* [Task statement]: Repeat each entry as written and leave the images out of the copy.

* [Provided material]:

_____

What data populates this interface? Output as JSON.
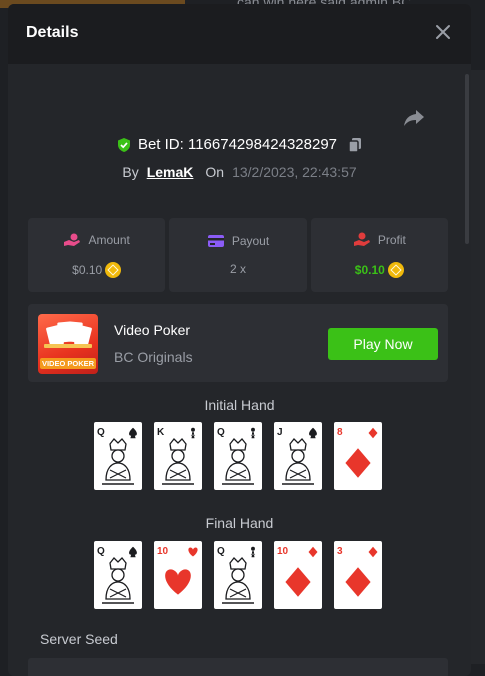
{
  "background": {
    "chat_snippet": "can win here said admin BC"
  },
  "modal": {
    "title": "Details",
    "bet": {
      "bet_id_label": "Bet ID: 116674298424328297",
      "by_label": "By",
      "user": "LemaK",
      "on_label": "On",
      "date": "13/2/2023, 22:43:57"
    },
    "stats": [
      {
        "label": "Amount",
        "value": "$0.10",
        "icon": "hand-coin-icon",
        "color": "#e84c8b"
      },
      {
        "label": "Payout",
        "value": "2 x",
        "icon": "wallet-icon",
        "color": "#8b5cf6"
      },
      {
        "label": "Profit",
        "value": "$0.10",
        "icon": "money-hand-icon",
        "color": "#e03c3c"
      }
    ],
    "game": {
      "name": "Video Poker",
      "provider": "BC Originals",
      "thumb_label": "VIDEO POKER",
      "play_label": "Play Now"
    },
    "initial_hand": {
      "title": "Initial Hand",
      "cards": [
        {
          "rank": "Q",
          "suit": "spade"
        },
        {
          "rank": "K",
          "suit": "club"
        },
        {
          "rank": "Q",
          "suit": "club"
        },
        {
          "rank": "J",
          "suit": "spade"
        },
        {
          "rank": "8",
          "suit": "diamond"
        }
      ]
    },
    "final_hand": {
      "title": "Final Hand",
      "cards": [
        {
          "rank": "Q",
          "suit": "spade"
        },
        {
          "rank": "10",
          "suit": "heart"
        },
        {
          "rank": "Q",
          "suit": "club"
        },
        {
          "rank": "10",
          "suit": "diamond"
        },
        {
          "rank": "3",
          "suit": "diamond"
        }
      ]
    },
    "server_seed_label": "Server Seed"
  },
  "colors": {
    "accent_green": "#3bc117",
    "red_suit": "#e8362b",
    "black_suit": "#1b1c1f",
    "coin": "#f0b90b"
  }
}
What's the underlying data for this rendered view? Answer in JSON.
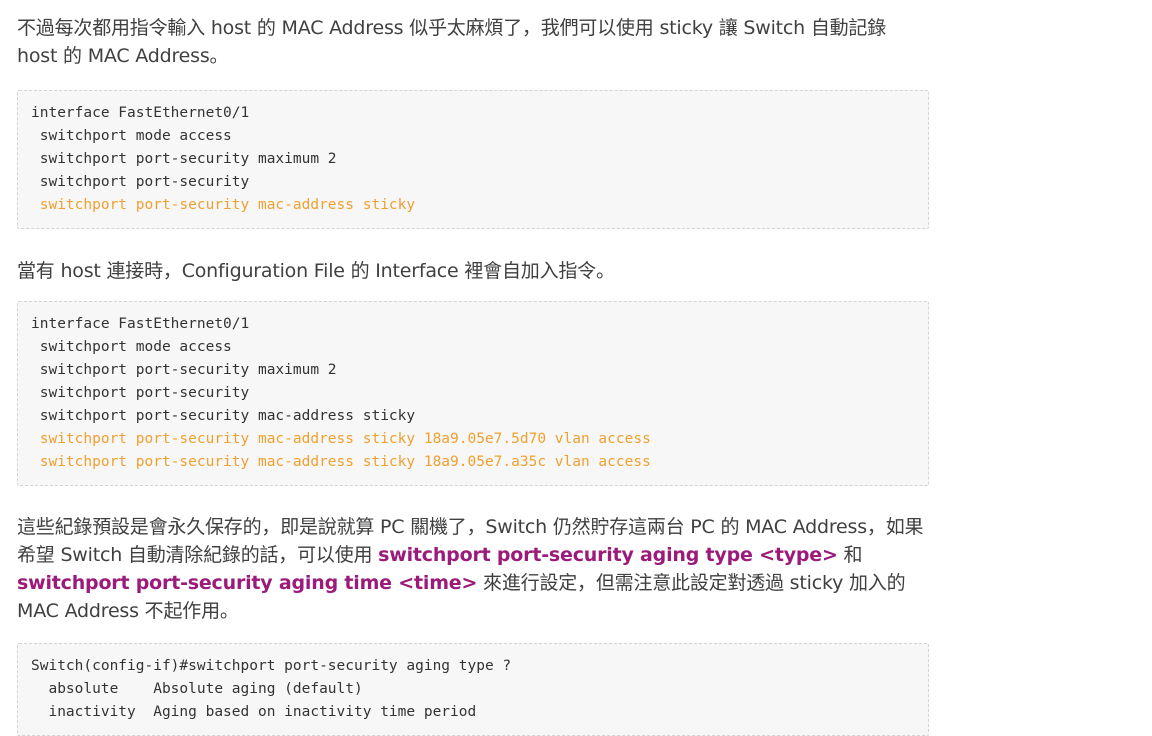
{
  "paragraphs": {
    "p1": "不過每次都用指令輸入 host 的 MAC Address 似乎太麻煩了，我們可以使用 sticky 讓 Switch 自動記錄 host 的 MAC Address。",
    "p2": "當有 host 連接時，Configuration File 的 Interface 裡會自加入指令。",
    "p3_a": "這些紀錄預設是會永久保存的，即是說就算 PC 關機了，Switch 仍然貯存這兩台 PC 的 MAC Address，如果希望 Switch 自動清除紀錄的話，可以使用 ",
    "p3_kw1": "switchport port-security aging type <type>",
    "p3_b": " 和 ",
    "p3_kw2": "switchport port-security aging time <time>",
    "p3_c": " 來進行設定，但需注意此設定對透過 sticky 加入的 MAC Address 不起作用。"
  },
  "code_blocks": {
    "block1": [
      "interface FastEthernet0/1",
      " switchport mode access",
      " switchport port-security maximum 2",
      " switchport port-security",
      " switchport port-security mac-address sticky"
    ],
    "block2": [
      "interface FastEthernet0/1",
      " switchport mode access",
      " switchport port-security maximum 2",
      " switchport port-security",
      " switchport port-security mac-address sticky",
      " switchport port-security mac-address sticky 18a9.05e7.5d70 vlan access",
      " switchport port-security mac-address sticky 18a9.05e7.a35c vlan access"
    ],
    "block3": [
      "Switch(config-if)#switchport port-security aging type ?",
      "  absolute    Absolute aging (default)",
      "  inactivity  Aging based on inactivity time period"
    ]
  },
  "colors": {
    "highlight": "#f0a030",
    "keyword": "#9b1a7a",
    "text": "#404040",
    "code_bg": "#f7f7f7"
  }
}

_____

* [Answer to the problem]:
What data populates this interface? Output as JSON.
{
  "background": {
    "chat_snippet": "can win here said admin BC"
  },
  "modal": {
    "title": "Details",
    "bet": {
      "bet_id_label": "Bet ID: 116674298424328297",
      "by_label": "By",
      "user": "LemaK",
      "on_label": "On",
      "date": "13/2/2023, 22:43:57"
    },
    "stats": [
      {
        "label": "Amount",
        "value": "$0.10",
        "icon": "hand-coin-icon",
        "color": "#e84c8b"
      },
      {
        "label": "Payout",
        "value": "2 x",
        "icon": "wallet-icon",
        "color": "#8b5cf6"
      },
      {
        "label": "Profit",
        "value": "$0.10",
        "icon": "money-hand-icon",
        "color": "#e03c3c"
      }
    ],
    "game": {
      "name": "Video Poker",
      "provider": "BC Originals",
      "thumb_label": "VIDEO POKER",
      "play_label": "Play Now"
    },
    "initial_hand": {
      "title": "Initial Hand",
      "cards": [
        {
          "rank": "Q",
          "suit": "spade"
        },
        {
          "rank": "K",
          "suit": "club"
        },
        {
          "rank": "Q",
          "suit": "club"
        },
        {
          "rank": "J",
          "suit": "spade"
        },
        {
          "rank": "8",
          "suit": "diamond"
        }
      ]
    },
    "final_hand": {
      "title": "Final Hand",
      "cards": [
        {
          "rank": "Q",
          "suit": "spade"
        },
        {
          "rank": "10",
          "suit": "heart"
        },
        {
          "rank": "Q",
          "suit": "club"
        },
        {
          "rank": "10",
          "suit": "diamond"
        },
        {
          "rank": "3",
          "suit": "diamond"
        }
      ]
    },
    "server_seed_label": "Server Seed"
  },
  "colors": {
    "accent_green": "#3bc117",
    "red_suit": "#e8362b",
    "black_suit": "#1b1c1f",
    "coin": "#f0b90b"
  }
}
What's the underlying data for this rendered view? Answer in JSON.
{
  "paragraphs": {
    "p1": "不過每次都用指令輸入 host 的 MAC Address 似乎太麻煩了，我們可以使用 sticky 讓 Switch 自動記錄 host 的 MAC Address。",
    "p2": "當有 host 連接時，Configuration File 的 Interface 裡會自加入指令。",
    "p3_a": "這些紀錄預設是會永久保存的，即是說就算 PC 關機了，Switch 仍然貯存這兩台 PC 的 MAC Address，如果希望 Switch 自動清除紀錄的話，可以使用 ",
    "p3_kw1": "switchport port-security aging type <type>",
    "p3_b": " 和 ",
    "p3_kw2": "switchport port-security aging time <time>",
    "p3_c": " 來進行設定，但需注意此設定對透過 sticky 加入的 MAC Address 不起作用。"
  },
  "code_blocks": {
    "block1": [
      "interface FastEthernet0/1",
      " switchport mode access",
      " switchport port-security maximum 2",
      " switchport port-security",
      " switchport port-security mac-address sticky"
    ],
    "block2": [
      "interface FastEthernet0/1",
      " switchport mode access",
      " switchport port-security maximum 2",
      " switchport port-security",
      " switchport port-security mac-address sticky",
      " switchport port-security mac-address sticky 18a9.05e7.5d70 vlan access",
      " switchport port-security mac-address sticky 18a9.05e7.a35c vlan access"
    ],
    "block3": [
      "Switch(config-if)#switchport port-security aging type ?",
      "  absolute    Absolute aging (default)",
      "  inactivity  Aging based on inactivity time period"
    ]
  },
  "colors": {
    "highlight": "#f0a030",
    "keyword": "#9b1a7a",
    "text": "#404040",
    "code_bg": "#f7f7f7"
  }
}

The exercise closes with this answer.